** Start **

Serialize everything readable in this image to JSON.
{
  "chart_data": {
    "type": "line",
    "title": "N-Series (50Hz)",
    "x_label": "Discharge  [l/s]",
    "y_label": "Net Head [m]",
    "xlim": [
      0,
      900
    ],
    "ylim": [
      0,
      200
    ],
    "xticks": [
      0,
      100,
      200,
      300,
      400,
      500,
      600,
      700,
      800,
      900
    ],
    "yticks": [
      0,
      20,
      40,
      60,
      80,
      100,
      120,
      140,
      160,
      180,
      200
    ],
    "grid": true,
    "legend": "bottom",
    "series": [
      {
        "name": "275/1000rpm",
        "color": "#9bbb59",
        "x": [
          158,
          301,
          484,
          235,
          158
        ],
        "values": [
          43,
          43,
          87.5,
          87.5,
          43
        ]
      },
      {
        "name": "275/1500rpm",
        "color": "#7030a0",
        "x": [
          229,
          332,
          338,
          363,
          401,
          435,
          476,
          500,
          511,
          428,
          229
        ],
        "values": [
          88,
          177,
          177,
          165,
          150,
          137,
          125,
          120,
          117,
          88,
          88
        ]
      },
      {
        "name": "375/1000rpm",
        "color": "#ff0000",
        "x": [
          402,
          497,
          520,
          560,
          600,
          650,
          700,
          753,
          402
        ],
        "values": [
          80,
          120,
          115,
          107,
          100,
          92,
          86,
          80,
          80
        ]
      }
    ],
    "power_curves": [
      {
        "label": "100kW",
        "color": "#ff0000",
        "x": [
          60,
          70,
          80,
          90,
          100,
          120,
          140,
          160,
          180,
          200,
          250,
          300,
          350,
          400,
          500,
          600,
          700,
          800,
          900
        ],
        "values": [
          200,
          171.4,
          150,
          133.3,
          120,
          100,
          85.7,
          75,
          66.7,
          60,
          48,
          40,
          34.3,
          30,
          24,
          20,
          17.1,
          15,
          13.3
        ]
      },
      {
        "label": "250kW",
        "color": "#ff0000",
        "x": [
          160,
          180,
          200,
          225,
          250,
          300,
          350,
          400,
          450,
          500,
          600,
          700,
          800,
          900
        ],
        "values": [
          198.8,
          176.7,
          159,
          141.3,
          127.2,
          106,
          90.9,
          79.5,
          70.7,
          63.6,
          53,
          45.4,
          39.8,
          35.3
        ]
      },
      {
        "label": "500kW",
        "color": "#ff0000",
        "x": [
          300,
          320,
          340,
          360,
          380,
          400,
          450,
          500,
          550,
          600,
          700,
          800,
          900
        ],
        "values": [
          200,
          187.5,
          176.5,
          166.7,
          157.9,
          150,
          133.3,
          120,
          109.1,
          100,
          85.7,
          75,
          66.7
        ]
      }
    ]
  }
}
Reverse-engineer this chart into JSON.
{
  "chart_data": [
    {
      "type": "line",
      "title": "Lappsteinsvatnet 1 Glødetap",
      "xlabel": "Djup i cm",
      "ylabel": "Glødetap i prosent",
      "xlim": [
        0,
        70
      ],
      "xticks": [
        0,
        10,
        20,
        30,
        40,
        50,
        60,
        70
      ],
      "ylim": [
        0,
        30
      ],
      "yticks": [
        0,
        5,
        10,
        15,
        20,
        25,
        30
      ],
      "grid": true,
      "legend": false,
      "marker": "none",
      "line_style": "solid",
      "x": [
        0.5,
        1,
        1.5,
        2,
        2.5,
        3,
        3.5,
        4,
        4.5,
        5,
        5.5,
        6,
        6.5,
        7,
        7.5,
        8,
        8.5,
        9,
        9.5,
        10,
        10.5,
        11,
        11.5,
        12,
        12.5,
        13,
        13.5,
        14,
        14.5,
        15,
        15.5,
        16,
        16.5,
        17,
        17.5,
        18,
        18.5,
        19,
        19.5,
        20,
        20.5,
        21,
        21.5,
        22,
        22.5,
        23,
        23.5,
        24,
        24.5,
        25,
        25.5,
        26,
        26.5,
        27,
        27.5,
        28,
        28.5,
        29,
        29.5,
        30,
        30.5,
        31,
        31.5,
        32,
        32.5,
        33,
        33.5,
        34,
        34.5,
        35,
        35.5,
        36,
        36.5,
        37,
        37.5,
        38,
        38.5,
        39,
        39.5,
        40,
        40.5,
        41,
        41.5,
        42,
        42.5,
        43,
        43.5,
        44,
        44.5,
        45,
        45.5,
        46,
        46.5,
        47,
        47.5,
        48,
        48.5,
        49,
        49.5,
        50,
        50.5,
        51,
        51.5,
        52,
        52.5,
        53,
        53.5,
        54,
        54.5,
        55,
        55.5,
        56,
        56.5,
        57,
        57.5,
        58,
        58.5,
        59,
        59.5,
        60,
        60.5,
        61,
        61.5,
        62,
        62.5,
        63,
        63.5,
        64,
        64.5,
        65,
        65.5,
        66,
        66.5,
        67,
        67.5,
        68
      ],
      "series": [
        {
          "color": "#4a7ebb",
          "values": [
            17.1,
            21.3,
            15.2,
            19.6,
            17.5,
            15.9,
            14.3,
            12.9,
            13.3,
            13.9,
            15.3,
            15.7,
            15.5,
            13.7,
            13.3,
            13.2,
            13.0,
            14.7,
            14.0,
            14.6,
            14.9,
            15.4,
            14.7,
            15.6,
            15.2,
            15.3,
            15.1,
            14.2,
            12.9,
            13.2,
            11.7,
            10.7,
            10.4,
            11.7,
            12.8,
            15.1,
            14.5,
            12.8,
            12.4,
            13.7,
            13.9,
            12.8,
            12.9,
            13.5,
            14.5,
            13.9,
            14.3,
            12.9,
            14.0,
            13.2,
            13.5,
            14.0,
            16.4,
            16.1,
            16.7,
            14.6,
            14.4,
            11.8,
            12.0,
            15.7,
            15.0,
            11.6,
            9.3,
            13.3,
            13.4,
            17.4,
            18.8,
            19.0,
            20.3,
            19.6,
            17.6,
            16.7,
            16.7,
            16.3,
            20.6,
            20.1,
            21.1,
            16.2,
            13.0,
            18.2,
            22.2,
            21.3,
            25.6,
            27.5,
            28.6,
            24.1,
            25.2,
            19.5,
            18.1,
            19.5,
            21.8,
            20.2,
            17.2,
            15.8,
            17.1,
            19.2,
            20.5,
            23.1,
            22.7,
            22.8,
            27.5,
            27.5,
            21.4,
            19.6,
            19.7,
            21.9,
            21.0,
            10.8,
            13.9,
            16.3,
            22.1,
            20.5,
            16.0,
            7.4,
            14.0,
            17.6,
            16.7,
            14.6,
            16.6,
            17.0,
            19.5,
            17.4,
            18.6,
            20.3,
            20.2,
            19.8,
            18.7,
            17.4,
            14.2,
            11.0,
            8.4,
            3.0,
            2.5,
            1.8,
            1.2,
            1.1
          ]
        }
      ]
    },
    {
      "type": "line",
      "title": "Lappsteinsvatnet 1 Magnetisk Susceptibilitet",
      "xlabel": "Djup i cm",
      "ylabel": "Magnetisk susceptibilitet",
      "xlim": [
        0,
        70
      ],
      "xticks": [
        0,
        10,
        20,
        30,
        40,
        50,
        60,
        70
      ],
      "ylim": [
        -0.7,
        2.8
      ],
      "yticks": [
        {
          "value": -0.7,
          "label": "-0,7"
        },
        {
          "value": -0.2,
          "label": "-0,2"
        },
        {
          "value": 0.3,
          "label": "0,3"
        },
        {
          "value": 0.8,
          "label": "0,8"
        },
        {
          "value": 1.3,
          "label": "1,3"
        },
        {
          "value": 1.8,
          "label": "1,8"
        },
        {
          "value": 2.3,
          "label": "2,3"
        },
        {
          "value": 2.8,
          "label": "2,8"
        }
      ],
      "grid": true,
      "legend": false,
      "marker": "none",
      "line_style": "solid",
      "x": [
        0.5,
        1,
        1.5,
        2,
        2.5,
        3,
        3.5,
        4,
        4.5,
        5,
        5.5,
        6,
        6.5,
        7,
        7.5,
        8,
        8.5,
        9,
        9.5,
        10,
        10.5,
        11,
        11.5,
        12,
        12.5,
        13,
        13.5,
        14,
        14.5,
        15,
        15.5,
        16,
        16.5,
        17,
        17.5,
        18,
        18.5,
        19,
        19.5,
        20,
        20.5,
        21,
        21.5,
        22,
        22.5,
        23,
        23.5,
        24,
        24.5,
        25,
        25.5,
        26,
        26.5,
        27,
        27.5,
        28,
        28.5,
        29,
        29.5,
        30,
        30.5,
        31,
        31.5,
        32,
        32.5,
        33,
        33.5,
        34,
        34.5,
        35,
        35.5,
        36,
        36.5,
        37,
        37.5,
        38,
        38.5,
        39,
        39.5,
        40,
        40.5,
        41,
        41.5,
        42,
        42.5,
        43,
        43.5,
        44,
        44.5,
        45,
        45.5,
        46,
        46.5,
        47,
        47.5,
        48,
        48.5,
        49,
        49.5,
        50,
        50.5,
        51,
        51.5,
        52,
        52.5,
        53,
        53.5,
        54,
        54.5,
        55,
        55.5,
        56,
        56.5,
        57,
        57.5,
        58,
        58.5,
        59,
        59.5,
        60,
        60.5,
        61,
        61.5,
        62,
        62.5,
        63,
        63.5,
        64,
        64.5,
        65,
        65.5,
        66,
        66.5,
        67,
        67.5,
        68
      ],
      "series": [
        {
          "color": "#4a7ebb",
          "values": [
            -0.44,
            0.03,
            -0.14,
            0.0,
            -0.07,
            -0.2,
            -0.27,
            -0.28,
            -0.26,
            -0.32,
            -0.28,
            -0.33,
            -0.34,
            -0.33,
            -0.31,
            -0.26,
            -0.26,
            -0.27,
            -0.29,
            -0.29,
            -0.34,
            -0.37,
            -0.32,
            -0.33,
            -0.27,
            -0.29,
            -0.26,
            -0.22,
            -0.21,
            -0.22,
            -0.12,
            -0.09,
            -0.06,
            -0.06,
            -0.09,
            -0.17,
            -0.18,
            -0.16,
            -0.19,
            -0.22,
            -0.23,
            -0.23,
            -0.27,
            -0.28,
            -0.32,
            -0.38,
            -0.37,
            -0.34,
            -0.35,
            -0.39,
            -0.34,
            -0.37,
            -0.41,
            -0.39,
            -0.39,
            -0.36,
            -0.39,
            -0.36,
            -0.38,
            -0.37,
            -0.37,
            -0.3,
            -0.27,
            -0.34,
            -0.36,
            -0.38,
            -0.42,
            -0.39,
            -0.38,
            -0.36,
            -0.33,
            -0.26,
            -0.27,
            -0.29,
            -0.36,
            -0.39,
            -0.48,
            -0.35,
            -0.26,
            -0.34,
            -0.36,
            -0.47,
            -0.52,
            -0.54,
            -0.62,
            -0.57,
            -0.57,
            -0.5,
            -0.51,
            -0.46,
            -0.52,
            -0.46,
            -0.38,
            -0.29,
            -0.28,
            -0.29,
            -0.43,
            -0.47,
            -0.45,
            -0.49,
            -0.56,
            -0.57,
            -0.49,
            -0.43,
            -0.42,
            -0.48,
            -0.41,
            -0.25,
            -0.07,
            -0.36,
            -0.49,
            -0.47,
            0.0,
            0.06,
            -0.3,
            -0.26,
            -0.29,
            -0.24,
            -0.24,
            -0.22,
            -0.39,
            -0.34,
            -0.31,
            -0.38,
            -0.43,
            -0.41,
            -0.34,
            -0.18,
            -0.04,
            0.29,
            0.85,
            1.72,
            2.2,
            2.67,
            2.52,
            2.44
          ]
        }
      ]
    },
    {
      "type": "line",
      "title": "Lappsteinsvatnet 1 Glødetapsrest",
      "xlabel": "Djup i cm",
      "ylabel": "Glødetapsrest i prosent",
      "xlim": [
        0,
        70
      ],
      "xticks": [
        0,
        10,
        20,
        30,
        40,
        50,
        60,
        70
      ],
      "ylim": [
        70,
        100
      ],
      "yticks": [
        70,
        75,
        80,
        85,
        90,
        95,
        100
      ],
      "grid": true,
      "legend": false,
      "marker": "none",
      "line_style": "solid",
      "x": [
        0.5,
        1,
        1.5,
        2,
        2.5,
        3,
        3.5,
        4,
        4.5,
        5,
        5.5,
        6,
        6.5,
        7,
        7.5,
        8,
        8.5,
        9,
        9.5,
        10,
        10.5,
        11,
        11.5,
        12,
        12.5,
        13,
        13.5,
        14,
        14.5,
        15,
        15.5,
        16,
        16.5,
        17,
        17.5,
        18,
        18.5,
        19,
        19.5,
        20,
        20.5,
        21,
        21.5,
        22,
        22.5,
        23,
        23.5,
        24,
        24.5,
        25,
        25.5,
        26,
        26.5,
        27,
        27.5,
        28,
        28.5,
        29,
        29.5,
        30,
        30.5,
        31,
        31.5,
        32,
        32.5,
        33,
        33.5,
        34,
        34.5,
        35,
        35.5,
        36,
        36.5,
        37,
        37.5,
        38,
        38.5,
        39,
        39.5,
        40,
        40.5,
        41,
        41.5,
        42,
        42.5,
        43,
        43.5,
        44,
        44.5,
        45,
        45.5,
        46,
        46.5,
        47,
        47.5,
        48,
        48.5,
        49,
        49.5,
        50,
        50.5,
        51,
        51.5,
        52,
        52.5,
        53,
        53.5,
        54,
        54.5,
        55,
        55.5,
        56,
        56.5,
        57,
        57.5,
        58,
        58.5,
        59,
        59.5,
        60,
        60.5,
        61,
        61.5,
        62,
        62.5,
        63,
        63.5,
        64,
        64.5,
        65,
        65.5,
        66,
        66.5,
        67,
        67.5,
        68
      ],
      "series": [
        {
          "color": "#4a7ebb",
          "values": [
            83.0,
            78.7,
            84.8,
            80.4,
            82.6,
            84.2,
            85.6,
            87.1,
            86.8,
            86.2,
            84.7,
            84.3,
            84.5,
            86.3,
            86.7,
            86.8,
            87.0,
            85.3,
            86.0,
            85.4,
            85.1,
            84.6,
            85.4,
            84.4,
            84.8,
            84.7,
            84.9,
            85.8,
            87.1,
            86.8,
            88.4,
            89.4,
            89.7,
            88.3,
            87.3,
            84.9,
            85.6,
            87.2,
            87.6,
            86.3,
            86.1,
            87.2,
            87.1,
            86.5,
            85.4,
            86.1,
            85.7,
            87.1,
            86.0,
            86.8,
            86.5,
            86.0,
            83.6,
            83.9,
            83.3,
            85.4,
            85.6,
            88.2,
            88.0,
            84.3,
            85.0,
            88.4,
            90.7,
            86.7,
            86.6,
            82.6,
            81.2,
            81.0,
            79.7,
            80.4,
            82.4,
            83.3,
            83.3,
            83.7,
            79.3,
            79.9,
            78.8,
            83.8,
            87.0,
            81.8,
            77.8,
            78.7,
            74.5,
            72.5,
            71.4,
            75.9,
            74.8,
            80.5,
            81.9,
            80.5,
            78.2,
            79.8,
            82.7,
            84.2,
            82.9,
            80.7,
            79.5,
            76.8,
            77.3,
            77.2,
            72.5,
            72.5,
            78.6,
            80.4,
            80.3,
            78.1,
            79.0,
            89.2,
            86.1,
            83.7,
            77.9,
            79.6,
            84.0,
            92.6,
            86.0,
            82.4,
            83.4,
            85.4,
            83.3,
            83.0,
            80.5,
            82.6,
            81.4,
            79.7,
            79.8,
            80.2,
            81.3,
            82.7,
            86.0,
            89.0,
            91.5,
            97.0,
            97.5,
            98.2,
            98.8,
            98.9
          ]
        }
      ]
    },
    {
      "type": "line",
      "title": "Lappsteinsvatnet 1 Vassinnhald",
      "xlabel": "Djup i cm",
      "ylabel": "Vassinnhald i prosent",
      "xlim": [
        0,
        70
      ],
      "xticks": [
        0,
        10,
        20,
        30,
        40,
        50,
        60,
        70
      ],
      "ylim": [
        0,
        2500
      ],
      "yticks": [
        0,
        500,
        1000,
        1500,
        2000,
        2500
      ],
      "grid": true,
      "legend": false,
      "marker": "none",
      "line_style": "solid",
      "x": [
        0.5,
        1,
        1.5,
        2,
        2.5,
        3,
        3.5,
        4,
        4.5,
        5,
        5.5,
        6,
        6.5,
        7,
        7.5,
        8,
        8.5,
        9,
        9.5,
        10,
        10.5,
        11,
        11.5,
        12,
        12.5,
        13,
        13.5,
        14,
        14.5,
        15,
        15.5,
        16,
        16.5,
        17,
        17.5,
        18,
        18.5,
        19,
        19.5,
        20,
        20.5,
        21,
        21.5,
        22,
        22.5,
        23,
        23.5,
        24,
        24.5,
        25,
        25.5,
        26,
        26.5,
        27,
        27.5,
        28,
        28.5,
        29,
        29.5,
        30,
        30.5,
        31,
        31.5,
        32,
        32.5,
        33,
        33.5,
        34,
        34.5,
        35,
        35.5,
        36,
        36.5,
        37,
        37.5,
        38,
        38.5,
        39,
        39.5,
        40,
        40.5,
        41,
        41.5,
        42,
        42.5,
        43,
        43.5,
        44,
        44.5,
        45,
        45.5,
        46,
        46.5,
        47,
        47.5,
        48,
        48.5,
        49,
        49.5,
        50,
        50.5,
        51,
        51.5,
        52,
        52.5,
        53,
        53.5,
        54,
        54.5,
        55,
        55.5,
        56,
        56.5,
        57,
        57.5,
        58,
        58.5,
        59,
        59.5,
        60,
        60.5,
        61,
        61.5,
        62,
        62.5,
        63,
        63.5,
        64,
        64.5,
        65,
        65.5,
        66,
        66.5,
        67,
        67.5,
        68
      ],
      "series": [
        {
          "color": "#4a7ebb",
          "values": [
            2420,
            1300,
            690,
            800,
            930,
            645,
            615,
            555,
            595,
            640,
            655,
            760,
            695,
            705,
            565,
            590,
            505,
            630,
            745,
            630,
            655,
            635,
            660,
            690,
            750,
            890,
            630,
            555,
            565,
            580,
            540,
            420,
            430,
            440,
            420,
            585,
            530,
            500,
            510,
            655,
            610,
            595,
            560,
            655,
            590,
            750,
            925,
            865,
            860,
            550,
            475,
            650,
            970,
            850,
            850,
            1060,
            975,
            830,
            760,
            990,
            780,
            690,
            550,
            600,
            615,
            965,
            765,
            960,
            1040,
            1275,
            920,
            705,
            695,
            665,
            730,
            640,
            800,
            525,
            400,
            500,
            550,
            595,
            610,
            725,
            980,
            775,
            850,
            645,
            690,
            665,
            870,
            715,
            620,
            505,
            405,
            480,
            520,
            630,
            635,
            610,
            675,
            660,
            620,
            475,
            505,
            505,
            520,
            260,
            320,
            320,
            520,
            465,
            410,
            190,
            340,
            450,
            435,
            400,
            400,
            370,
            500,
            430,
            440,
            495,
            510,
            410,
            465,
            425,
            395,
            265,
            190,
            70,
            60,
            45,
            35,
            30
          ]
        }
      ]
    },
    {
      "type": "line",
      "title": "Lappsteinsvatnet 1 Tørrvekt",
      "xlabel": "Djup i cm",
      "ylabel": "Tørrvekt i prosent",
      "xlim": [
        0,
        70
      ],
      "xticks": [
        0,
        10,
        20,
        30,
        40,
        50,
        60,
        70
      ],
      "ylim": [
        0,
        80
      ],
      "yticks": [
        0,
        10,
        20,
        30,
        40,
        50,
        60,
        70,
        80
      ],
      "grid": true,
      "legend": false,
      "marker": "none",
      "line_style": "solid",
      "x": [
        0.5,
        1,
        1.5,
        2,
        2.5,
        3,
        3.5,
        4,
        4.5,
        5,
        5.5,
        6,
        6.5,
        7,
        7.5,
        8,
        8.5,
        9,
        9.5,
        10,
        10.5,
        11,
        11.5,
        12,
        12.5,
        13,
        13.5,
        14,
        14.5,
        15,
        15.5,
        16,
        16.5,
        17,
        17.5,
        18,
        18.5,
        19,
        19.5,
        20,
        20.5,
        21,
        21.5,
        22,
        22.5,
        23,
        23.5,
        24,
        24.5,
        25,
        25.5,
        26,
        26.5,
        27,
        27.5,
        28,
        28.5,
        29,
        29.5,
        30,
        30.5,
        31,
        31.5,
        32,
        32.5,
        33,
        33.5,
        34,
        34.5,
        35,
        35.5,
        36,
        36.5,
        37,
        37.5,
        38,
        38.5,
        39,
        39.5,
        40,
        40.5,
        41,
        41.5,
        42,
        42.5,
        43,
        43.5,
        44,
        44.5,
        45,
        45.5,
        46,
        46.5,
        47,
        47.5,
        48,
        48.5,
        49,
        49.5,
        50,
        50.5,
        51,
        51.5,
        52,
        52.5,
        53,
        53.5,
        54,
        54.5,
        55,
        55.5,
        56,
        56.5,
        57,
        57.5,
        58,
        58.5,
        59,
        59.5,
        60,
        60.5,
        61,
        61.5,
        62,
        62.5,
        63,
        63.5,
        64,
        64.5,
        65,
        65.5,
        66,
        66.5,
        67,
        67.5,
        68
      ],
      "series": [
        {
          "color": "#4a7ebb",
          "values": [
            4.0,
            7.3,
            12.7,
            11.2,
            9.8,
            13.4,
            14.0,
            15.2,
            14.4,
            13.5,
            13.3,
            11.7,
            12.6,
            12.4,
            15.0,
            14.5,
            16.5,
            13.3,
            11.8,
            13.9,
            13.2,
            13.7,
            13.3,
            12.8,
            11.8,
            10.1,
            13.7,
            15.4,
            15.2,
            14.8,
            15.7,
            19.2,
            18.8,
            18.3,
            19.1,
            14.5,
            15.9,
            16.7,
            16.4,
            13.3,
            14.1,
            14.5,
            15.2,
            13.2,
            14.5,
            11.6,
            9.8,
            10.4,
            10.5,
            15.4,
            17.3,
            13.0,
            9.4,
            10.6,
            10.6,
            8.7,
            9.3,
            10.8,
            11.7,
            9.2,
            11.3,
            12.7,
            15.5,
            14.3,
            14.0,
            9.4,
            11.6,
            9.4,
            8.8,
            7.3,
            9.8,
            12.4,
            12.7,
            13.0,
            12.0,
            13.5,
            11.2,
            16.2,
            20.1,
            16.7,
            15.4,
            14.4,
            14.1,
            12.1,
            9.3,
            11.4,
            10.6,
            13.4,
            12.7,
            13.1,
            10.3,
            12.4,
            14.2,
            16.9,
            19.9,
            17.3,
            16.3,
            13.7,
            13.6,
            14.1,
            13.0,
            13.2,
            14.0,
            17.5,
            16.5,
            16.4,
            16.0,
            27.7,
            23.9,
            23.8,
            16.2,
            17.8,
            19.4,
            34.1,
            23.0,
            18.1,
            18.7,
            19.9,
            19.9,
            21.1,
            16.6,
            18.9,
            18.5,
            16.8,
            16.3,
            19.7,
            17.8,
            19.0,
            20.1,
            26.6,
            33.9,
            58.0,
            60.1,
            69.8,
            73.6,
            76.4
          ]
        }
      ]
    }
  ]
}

** End **

-- Work instructions --
Report how many lines in the listing above include the word "name". Give nothing but the number.

-- Written response --
3